OBJECTIVE
State the number of lines, and only that number, in which the word "plan" appears.

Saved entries
* begin *

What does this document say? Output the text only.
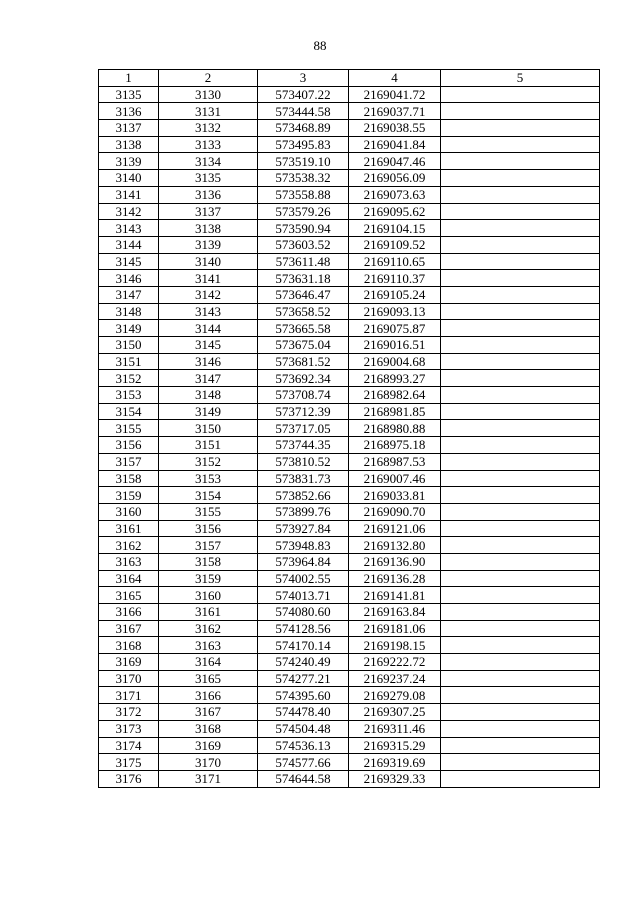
88
1	2	3	4	5
3135	3130	573407.22	2169041.72	
3136	3131	573444.58	2169037.71	
3137	3132	573468.89	2169038.55	
3138	3133	573495.83	2169041.84	
3139	3134	573519.10	2169047.46	
3140	3135	573538.32	2169056.09	
3141	3136	573558.88	2169073.63	
3142	3137	573579.26	2169095.62	
3143	3138	573590.94	2169104.15	
3144	3139	573603.52	2169109.52	
3145	3140	573611.48	2169110.65	
3146	3141	573631.18	2169110.37	
3147	3142	573646.47	2169105.24	
3148	3143	573658.52	2169093.13	
3149	3144	573665.58	2169075.87	
3150	3145	573675.04	2169016.51	
3151	3146	573681.52	2169004.68	
3152	3147	573692.34	2168993.27	
3153	3148	573708.74	2168982.64	
3154	3149	573712.39	2168981.85	
3155	3150	573717.05	2168980.88	
3156	3151	573744.35	2168975.18	
3157	3152	573810.52	2168987.53	
3158	3153	573831.73	2169007.46	
3159	3154	573852.66	2169033.81	
3160	3155	573899.76	2169090.70	
3161	3156	573927.84	2169121.06	
3162	3157	573948.83	2169132.80	
3163	3158	573964.84	2169136.90	
3164	3159	574002.55	2169136.28	
3165	3160	574013.71	2169141.81	
3166	3161	574080.60	2169163.84	
3167	3162	574128.56	2169181.06	
3168	3163	574170.14	2169198.15	
3169	3164	574240.49	2169222.72	
3170	3165	574277.21	2169237.24	
3171	3166	574395.60	2169279.08	
3172	3167	574478.40	2169307.25	
3173	3168	574504.48	2169311.46	
3174	3169	574536.13	2169315.29	
3175	3170	574577.66	2169319.69	
3176	3171	574644.58	2169329.33	
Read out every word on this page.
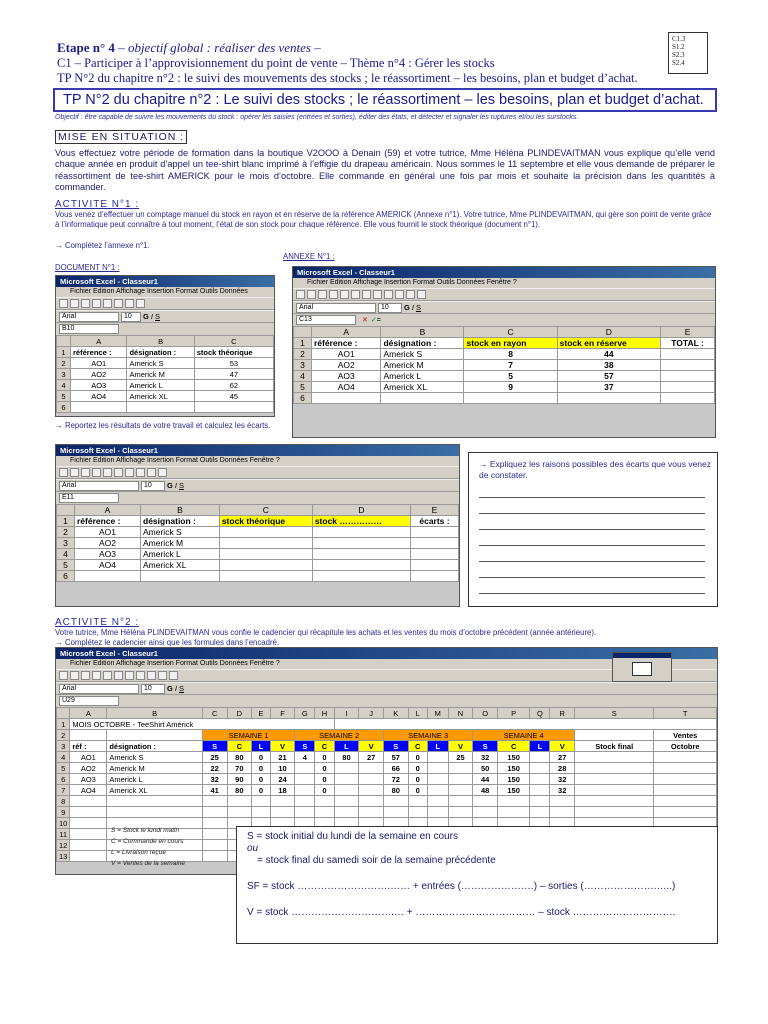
Etape n° 4 – objectif global : réaliser des ventes –
C1 – Participer à l’approvisionnement du point de vente – Thème n°4 : Gérer les stocks
TP N°2 du chapitre n°2 : le suivi des mouvements des stocks ; le réassortiment – les besoins, plan et budget d’achat.
C1.3
S1.2
S2.3
S2.4
TP N°2 du chapitre n°2 : Le suivi des stocks ; le réassortiment – les besoins, plan et budget d’achat.
Objectif : être capable de suivre les mouvements du stock : opérer les saisies (entrées et sorties), éditer des états, et détecter et signaler les ruptures et/ou les surstocks.
MISE EN SITUATION :
Vous effectuez votre période de formation dans la boutique V2OOO à Denain (59) et votre tutrice, Mme Héléna PLINDEVAITMAN vous explique qu’elle vend chaque année en produit d’appel un tee-shirt blanc imprimé à l’effigie du drapeau américain. Nous sommes le 11 septembre et elle vous demande de préparer le réassortiment de tee-shirt AMERICK pour le mois d’octobre. Elle commande en général une fois par mois et souhaite la précision dans les quantités à commander.
ACTIVITE N°1 :
Vous venez d’effectuer un comptage manuel du stock en rayon et en réserve de la référence AMERICK (Annexe n°1). Votre tutrice, Mme PLINDEVAITMAN, qui gère son point de vente grâce à l’informatique peut connaître à tout moment, l’état de son stock pour chaque référence. Elle vous fournit le stock théorique (document n°1).
→ Complétez l’annexe n°1.
DOCUMENT N°1 :
ANNEXE N°1 :
Microsoft Excel - Classeur1
Fichier Edition Affichage Insertion Format Outils Données
Arial	10	G I S
B10
	A	B	C
1	référence :	désignation :	stock théorique
2	AO1	Americk S	53
3	AO2	Americk M	47
4	AO3	Americk L	62
5	AO4	Americk XL	45
6			
Microsoft Excel - Classeur1
Fichier Edition Affichage Insertion Format Outils Données Fenêtre ?
Arial	10	G I S
C13	✕ ✓ =
	A	B	C	D	E
1	référence :	désignation :	stock en rayon	stock en réserve	TOTAL :
2	AO1	Americk S	8	44	
3	AO2	Americk M	7	38	
4	AO3	Americk L	5	57	
5	AO4	Americk XL	9	37	
6					
→ Reportez les résultats de votre travail et calculez les écarts.
Microsoft Excel - Classeur1
Fichier Edition Affichage Insertion Format Outils Données Fenêtre ?
Arial	10	G I S
E11
	A	B	C	D	E
1	référence :	désignation :	stock théorique	stock ……………	écarts :
2	AO1	Americk S			
3	AO2	Americk M			
4	AO3	Americk L			
5	AO4	Americk XL			
6					
→ Expliquez les raisons possibles des écarts que vous venez de constater.
ACTIVITE N°2 :
Votre tutrice, Mme Héléna PLINDEVAITMAN vous confie le cadencier qui récapitule les achats et les ventes du mois d’octobre précédent (année antérieure).
→ Complétez le cadencier ainsi que les formules dans l’encadré.
Microsoft Excel - Classeur1
Fichier Edition Affichage Insertion Format Outils Données Fenêtre ?
Arial	10	G I S
U29
	A	B	C	D	E	F	G	H	I	J	K	L	M	N	O	P	Q	R	S	T
1	MOIS OCTOBRE - TeeShirt Américk																			
2			SEMAINE 1				SEMAINE 2				SEMAINE 3				SEMAINE 4					Ventes
3	réf :	désignation :	S	C	L	V	S	C	L	V	S	C	L	V	S	C	L	V	Stock final	Octobre
4	AO1	Americk S	25	80	0	21	4	0	80	27	57	0		25	32	150		27		
5	AO2	Americk M	22	70	0	10		0			66	0			50	150		28		
6	AO3	Americk L	32	90	0	24		0			72	0			44	150		32		
7	AO4	Americk XL	41	80	0	18		0			80	0			48	150		32		
8																				
9																				
10																				
11																				
12																				
13																				
S = Stock le lundi matin
C = Commande en cours
L = Livraison reçue
V = Ventes de la semaine
S = stock initial du lundi de la semaine en cours
ou
= stock final du samedi soir de la semaine précédente
SF = stock ……………………….…… + entrées (………………….) – sorties (………………….…..)
V = stock ………………………….… + ……………………………… – stock ………………………….
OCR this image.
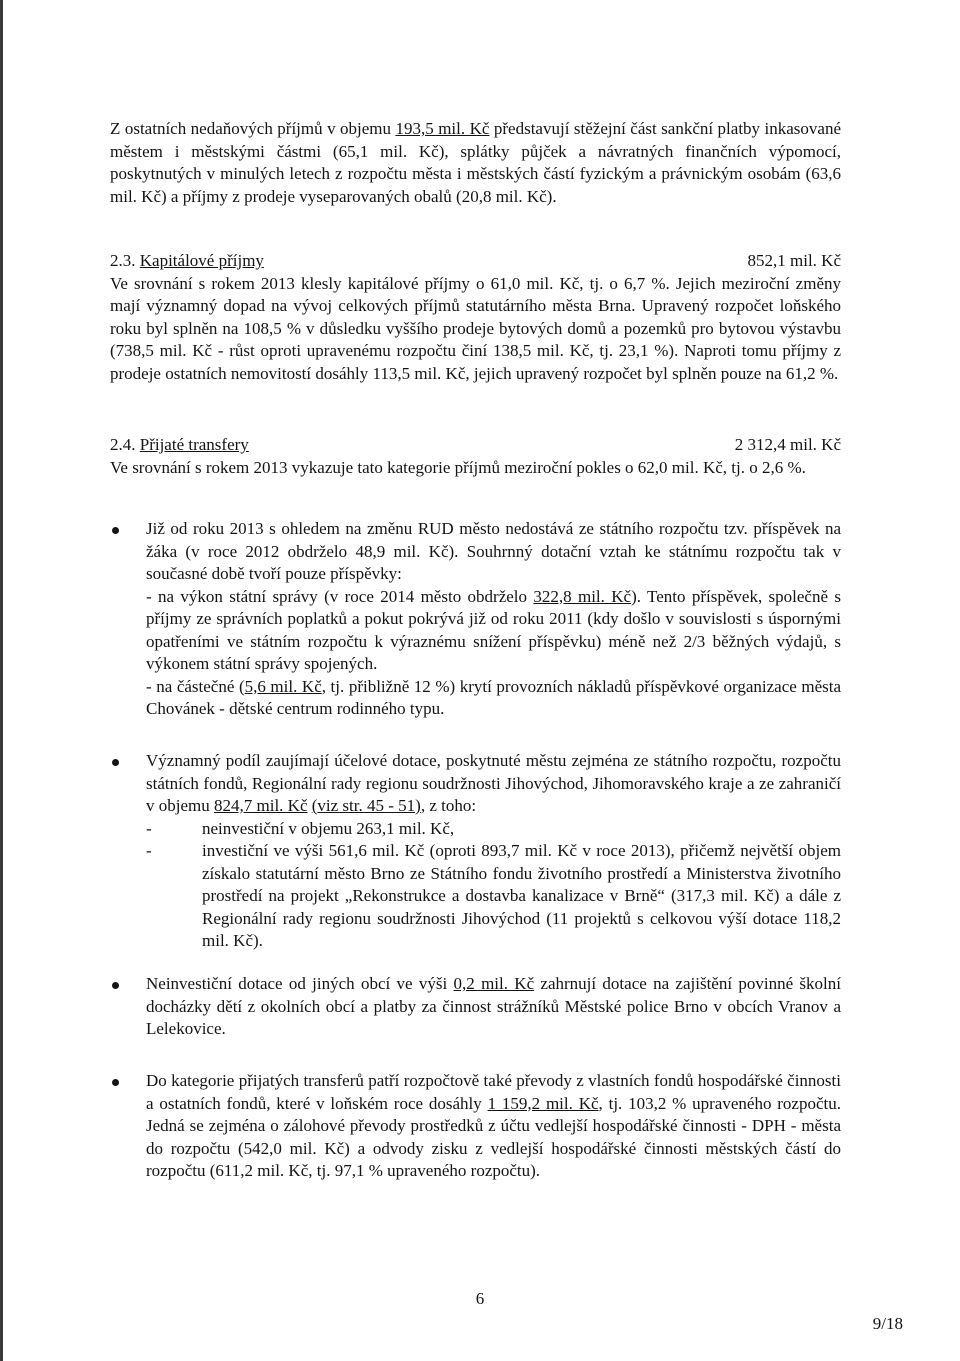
Z ostatních nedaňových příjmů v objemu 193,5 mil. Kč představují stěžejní část sankční platby inkasované městem i městskými částmi (65,1 mil. Kč), splátky půjček a návratných finančních výpomocí, poskytnutých v minulých letech z rozpočtu města i městských částí fyzickým a právnickým osobám (63,6 mil. Kč) a příjmy z prodeje vyseparovaných obalů (20,8 mil. Kč).

2.3. Kapitálové příjmy	852,1 mil. Kč
Ve srovnání s rokem 2013 klesly kapitálové příjmy o 61,0 mil. Kč, tj. o 6,7 %. Jejich meziroční změny mají významný dopad na vývoj celkových příjmů statutárního města Brna. Upravený rozpočet loňského roku byl splněn na 108,5 % v důsledku vyššího prodeje bytových domů a pozemků pro bytovou výstavbu (738,5 mil. Kč - růst oproti upravenému rozpočtu činí 138,5 mil. Kč, tj. 23,1 %). Naproti tomu příjmy z prodeje ostatních nemovitostí dosáhly 113,5 mil. Kč, jejich upravený rozpočet byl splněn pouze na 61,2 %.
2.4. Přijaté transfery	2 312,4 mil. Kč
Ve srovnání s rokem 2013 vykazuje tato kategorie příjmů meziroční pokles o 62,0 mil. Kč, tj. o 2,6 %.
Již od roku 2013 s ohledem na změnu RUD město nedostává ze státního rozpočtu tzv. příspěvek na žáka (v roce 2012 obdrželo 48,9 mil. Kč). Souhrnný dotační vztah ke státnímu rozpočtu tak v současné době tvoří pouze příspěvky:
- na výkon státní správy (v roce 2014 město obdrželo 322,8 mil. Kč). Tento příspěvek, společně s příjmy ze správních poplatků a pokut pokrývá již od roku 2011 (kdy došlo v souvislosti s úspornými opatřeními ve státním rozpočtu k výraznému snížení příspěvku) méně než 2/3 běžných výdajů, s výkonem státní správy spojených.
- na částečné (5,6 mil. Kč, tj. přibližně 12 %) krytí provozních nákladů příspěvkové organizace města Chovánek - dětské centrum rodinného typu.
Významný podíl zaujímají účelové dotace, poskytnuté městu zejména ze státního rozpočtu, rozpočtu státních fondů, Regionální rady regionu soudržnosti Jihovýchod, Jihomoravského kraje a ze zahraničí v objemu 824,7 mil. Kč (viz str. 45 - 51), z toho:
-	neinvestiční v objemu 263,1 mil. Kč,
-	investiční ve výši 561,6 mil. Kč (oproti 893,7 mil. Kč v roce 2013), přičemž největší objem získalo statutární město Brno ze Státního fondu životního prostředí a Ministerstva životního prostředí na projekt „Rekonstrukce a dostavba kanalizace v Brně“ (317,3 mil. Kč) a dále z Regionální rady regionu soudržnosti Jihovýchod (11 projektů s celkovou výší dotace 118,2 mil. Kč).
Neinvestiční dotace od jiných obcí ve výši 0,2 mil. Kč zahrnují dotace na zajištění povinné školní docházky dětí z okolních obcí a platby za činnost strážníků Městské police Brno v obcích Vranov a Lelekovice.
Do kategorie přijatých transferů patří rozpočtově také převody z vlastních fondů hospodářské činnosti a ostatních fondů, které v loňském roce dosáhly 1 159,2 mil. Kč, tj. 103,2 % upraveného rozpočtu. Jedná se zejména o zálohové převody prostředků z účtu vedlejší hospodářské činnosti - DPH - města do rozpočtu (542,0 mil. Kč) a odvody zisku z vedlejší hospodářské činnosti městských částí do rozpočtu (611,2 mil. Kč, tj. 97,1 % upraveného rozpočtu).
6
9/18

* end *

CORRECT RESPONSE
2